▸ Saved entries:
——————

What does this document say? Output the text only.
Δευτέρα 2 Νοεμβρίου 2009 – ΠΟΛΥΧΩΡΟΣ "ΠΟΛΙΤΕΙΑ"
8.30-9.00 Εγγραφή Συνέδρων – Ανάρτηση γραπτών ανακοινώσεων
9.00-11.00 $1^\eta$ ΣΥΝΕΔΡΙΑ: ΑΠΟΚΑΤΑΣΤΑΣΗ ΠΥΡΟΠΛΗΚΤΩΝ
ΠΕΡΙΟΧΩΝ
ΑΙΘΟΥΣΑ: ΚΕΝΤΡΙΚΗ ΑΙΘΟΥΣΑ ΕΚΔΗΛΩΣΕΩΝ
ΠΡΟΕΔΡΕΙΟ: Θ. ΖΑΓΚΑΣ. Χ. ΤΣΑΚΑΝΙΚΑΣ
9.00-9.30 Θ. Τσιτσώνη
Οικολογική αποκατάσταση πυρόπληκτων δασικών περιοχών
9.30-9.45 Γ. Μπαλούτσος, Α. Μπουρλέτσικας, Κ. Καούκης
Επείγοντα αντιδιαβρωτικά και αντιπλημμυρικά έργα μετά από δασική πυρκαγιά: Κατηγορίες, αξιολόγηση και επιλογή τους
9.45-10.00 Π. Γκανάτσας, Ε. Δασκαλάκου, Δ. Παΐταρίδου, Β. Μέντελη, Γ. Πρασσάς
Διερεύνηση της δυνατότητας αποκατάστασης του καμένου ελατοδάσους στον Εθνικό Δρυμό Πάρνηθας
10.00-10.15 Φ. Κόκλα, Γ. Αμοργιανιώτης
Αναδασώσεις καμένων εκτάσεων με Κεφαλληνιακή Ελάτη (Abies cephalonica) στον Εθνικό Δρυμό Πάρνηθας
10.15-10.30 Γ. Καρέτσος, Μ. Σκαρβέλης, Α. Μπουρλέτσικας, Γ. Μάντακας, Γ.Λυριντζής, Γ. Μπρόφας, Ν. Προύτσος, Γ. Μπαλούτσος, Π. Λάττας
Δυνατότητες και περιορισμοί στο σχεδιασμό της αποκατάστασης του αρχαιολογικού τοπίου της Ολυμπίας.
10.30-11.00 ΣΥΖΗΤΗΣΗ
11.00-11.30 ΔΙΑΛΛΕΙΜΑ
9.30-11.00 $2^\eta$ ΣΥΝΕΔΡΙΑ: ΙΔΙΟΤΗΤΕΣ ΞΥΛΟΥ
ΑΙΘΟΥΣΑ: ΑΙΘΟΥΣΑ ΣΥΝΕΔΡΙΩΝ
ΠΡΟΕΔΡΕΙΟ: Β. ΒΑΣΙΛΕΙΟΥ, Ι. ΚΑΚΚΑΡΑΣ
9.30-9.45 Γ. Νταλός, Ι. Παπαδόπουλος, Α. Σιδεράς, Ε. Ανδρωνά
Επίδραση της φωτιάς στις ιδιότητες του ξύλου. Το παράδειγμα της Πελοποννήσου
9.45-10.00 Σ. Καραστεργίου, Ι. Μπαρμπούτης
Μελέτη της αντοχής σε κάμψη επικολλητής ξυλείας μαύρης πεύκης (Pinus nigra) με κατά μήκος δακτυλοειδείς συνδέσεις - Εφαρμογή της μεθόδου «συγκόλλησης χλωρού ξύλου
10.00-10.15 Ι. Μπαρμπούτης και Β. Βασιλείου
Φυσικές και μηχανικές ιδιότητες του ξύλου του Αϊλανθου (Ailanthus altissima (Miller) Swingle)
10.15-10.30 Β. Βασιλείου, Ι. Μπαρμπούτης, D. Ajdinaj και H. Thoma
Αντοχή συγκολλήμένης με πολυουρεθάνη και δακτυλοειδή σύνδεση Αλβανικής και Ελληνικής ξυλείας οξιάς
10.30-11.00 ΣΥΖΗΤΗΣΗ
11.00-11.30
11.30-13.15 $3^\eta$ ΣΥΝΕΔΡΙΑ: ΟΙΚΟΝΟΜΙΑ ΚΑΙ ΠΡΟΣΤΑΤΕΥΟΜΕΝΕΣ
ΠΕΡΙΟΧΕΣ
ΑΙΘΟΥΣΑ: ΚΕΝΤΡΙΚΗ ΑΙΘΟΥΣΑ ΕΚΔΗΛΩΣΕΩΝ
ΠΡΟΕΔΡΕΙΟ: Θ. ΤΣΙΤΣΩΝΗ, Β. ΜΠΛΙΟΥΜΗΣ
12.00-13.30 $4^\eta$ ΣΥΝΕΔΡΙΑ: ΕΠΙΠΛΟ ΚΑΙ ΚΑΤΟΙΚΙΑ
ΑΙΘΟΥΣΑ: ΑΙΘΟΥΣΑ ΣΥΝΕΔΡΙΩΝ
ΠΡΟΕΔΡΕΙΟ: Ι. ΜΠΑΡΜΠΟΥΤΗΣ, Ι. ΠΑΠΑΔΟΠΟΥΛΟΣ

——————

▸ Directions for this task:
Write out every line of the material again, exactly as it reads.

▸ Complete response:
What does this document say? Output the text only.
Δευτέρα 2 Νοεμβρίου 2009 – ΠΟΛΥΧΩΡΟΣ "ΠΟΛΙΤΕΙΑ"
8.30-9.00 Εγγραφή Συνέδρων – Ανάρτηση γραπτών ανακοινώσεων
9.00-11.00 $1^\eta$ ΣΥΝΕΔΡΙΑ: ΑΠΟΚΑΤΑΣΤΑΣΗ ΠΥΡΟΠΛΗΚΤΩΝ
ΠΕΡΙΟΧΩΝ
ΑΙΘΟΥΣΑ: ΚΕΝΤΡΙΚΗ ΑΙΘΟΥΣΑ ΕΚΔΗΛΩΣΕΩΝ
ΠΡΟΕΔΡΕΙΟ: Θ. ΖΑΓΚΑΣ. Χ. ΤΣΑΚΑΝΙΚΑΣ
9.00-9.30 Θ. Τσιτσώνη
Οικολογική αποκατάσταση πυρόπληκτων δασικών περιοχών
9.30-9.45 Γ. Μπαλούτσος, Α. Μπουρλέτσικας, Κ. Καούκης
Επείγοντα αντιδιαβρωτικά και αντιπλημμυρικά έργα μετά από δασική πυρκαγιά: Κατηγορίες, αξιολόγηση και επιλογή τους
9.45-10.00 Π. Γκανάτσας, Ε. Δασκαλάκου, Δ. Παΐταρίδου, Β. Μέντελη, Γ. Πρασσάς
Διερεύνηση της δυνατότητας αποκατάστασης του καμένου ελατοδάσους στον Εθνικό Δρυμό Πάρνηθας
10.00-10.15 Φ. Κόκλα, Γ. Αμοργιανιώτης
Αναδασώσεις καμένων εκτάσεων με Κεφαλληνιακή Ελάτη (Abies cephalonica) στον Εθνικό Δρυμό Πάρνηθας
10.15-10.30 Γ. Καρέτσος, Μ. Σκαρβέλης, Α. Μπουρλέτσικας, Γ. Μάντακας, Γ.Λυριντζής, Γ. Μπρόφας, Ν. Προύτσος, Γ. Μπαλούτσος, Π. Λάττας
Δυνατότητες και περιορισμοί στο σχεδιασμό της αποκατάστασης του αρχαιολογικού τοπίου της Ολυμπίας.
10.30-11.00 ΣΥΖΗΤΗΣΗ
11.00-11.30 ΔΙΑΛΛΕΙΜΑ
9.30-11.00 $2^\eta$ ΣΥΝΕΔΡΙΑ: ΙΔΙΟΤΗΤΕΣ ΞΥΛΟΥ
ΑΙΘΟΥΣΑ: ΑΙΘΟΥΣΑ ΣΥΝΕΔΡΙΩΝ
ΠΡΟΕΔΡΕΙΟ: Β. ΒΑΣΙΛΕΙΟΥ, Ι. ΚΑΚΚΑΡΑΣ
9.30-9.45 Γ. Νταλός, Ι. Παπαδόπουλος, Α. Σιδεράς, Ε. Ανδρωνά
Επίδραση της φωτιάς στις ιδιότητες του ξύλου. Το παράδειγμα της Πελοποννήσου
9.45-10.00 Σ. Καραστεργίου, Ι. Μπαρμπούτης
Μελέτη της αντοχής σε κάμψη επικολλητής ξυλείας μαύρης πεύκης (Pinus nigra) με κατά μήκος δακτυλοειδείς συνδέσεις - Εφαρμογή της μεθόδου «συγκόλλησης χλωρού ξύλου
10.00-10.15 Ι. Μπαρμπούτης και Β. Βασιλείου
Φυσικές και μηχανικές ιδιότητες του ξύλου του Αϊλανθου (Ailanthus altissima (Miller) Swingle)
10.15-10.30 Β. Βασιλείου, Ι. Μπαρμπούτης, D. Ajdinaj και H. Thoma
Αντοχή συγκολλήμένης με πολυουρεθάνη και δακτυλοειδή σύνδεση Αλβανικής και Ελληνικής ξυλείας οξιάς
10.30-11.00 ΣΥΖΗΤΗΣΗ
11.00-11.30
11.30-13.15 $3^\eta$ ΣΥΝΕΔΡΙΑ: ΟΙΚΟΝΟΜΙΑ ΚΑΙ ΠΡΟΣΤΑΤΕΥΟΜΕΝΕΣ
ΠΕΡΙΟΧΕΣ
ΑΙΘΟΥΣΑ: ΚΕΝΤΡΙΚΗ ΑΙΘΟΥΣΑ ΕΚΔΗΛΩΣΕΩΝ
ΠΡΟΕΔΡΕΙΟ: Θ. ΤΣΙΤΣΩΝΗ, Β. ΜΠΛΙΟΥΜΗΣ
12.00-13.30 $4^\eta$ ΣΥΝΕΔΡΙΑ: ΕΠΙΠΛΟ ΚΑΙ ΚΑΤΟΙΚΙΑ
ΑΙΘΟΥΣΑ: ΑΙΘΟΥΣΑ ΣΥΝΕΔΡΙΩΝ
ΠΡΟΕΔΡΕΙΟ: Ι. ΜΠΑΡΜΠΟΥΤΗΣ, Ι. ΠΑΠΑΔΟΠΟΥΛΟΣ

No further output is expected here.